==== Records
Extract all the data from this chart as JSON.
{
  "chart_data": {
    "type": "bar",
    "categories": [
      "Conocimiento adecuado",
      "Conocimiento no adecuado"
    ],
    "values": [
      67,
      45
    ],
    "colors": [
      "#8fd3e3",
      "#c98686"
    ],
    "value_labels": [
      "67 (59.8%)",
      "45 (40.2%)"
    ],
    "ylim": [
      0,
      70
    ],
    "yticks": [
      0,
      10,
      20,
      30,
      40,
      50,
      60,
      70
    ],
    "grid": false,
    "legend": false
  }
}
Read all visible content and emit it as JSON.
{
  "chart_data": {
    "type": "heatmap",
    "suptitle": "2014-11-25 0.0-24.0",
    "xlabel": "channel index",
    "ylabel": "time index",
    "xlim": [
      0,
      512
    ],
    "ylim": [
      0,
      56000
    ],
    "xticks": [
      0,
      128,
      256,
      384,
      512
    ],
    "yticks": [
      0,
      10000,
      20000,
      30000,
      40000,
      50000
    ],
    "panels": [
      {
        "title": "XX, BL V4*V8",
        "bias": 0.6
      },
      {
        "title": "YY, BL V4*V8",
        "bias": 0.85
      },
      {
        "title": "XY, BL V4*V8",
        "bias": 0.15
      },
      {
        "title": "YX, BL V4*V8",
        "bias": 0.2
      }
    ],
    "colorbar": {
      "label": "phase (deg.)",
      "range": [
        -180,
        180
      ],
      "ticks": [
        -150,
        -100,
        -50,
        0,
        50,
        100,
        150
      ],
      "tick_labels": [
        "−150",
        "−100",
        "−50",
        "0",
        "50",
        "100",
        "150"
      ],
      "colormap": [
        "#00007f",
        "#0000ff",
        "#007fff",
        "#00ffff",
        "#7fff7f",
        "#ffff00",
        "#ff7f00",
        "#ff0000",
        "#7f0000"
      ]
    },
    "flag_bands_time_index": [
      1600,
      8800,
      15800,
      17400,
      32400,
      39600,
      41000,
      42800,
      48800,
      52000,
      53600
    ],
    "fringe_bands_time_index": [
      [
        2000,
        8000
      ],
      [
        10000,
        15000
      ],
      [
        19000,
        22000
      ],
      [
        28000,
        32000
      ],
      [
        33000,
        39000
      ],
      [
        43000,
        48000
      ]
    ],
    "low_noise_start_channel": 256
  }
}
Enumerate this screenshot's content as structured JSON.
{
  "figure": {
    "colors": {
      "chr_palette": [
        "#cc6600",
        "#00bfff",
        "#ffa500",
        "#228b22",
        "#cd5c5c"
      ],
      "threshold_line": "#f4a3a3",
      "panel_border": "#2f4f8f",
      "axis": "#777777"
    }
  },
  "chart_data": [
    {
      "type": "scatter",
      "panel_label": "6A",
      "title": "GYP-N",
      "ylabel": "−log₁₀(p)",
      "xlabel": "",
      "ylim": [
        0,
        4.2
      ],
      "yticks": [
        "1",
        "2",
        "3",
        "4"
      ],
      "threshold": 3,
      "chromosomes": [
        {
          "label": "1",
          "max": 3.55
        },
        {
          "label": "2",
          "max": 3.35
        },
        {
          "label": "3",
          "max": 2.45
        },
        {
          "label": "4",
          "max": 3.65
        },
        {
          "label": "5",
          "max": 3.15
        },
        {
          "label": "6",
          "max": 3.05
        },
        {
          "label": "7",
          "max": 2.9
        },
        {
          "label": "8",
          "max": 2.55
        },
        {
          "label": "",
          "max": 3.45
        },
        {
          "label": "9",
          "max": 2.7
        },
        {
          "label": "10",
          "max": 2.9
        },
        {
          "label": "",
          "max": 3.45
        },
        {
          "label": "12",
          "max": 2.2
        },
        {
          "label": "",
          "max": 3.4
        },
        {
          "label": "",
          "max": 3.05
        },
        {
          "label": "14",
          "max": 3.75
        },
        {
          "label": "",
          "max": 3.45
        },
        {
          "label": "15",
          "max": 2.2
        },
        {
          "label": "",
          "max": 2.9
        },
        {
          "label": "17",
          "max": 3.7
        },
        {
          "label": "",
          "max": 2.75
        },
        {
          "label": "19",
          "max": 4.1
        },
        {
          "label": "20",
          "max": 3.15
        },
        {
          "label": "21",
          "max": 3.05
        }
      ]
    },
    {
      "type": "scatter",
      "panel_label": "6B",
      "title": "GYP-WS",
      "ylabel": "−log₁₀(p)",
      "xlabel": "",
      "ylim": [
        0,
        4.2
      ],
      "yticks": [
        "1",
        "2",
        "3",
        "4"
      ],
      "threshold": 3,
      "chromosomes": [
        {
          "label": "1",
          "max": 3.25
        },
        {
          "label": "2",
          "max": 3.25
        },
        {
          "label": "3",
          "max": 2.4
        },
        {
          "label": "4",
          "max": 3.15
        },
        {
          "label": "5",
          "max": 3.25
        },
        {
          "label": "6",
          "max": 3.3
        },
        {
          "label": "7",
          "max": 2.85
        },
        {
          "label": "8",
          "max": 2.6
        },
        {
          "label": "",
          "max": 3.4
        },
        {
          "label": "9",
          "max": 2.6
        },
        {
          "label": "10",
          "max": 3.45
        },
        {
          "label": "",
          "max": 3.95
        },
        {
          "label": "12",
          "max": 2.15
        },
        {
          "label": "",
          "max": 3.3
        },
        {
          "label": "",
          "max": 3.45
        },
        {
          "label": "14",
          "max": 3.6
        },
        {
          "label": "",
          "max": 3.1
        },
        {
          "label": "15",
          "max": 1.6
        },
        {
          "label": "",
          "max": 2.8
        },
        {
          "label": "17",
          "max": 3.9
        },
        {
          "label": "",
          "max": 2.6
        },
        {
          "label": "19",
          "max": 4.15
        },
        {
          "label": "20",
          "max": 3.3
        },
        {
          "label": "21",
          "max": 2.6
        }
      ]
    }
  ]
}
========
-- Task to carry out --
State how many lines of the records above contain the word "Conocimiento", giving only that number.

-- Answer below --
2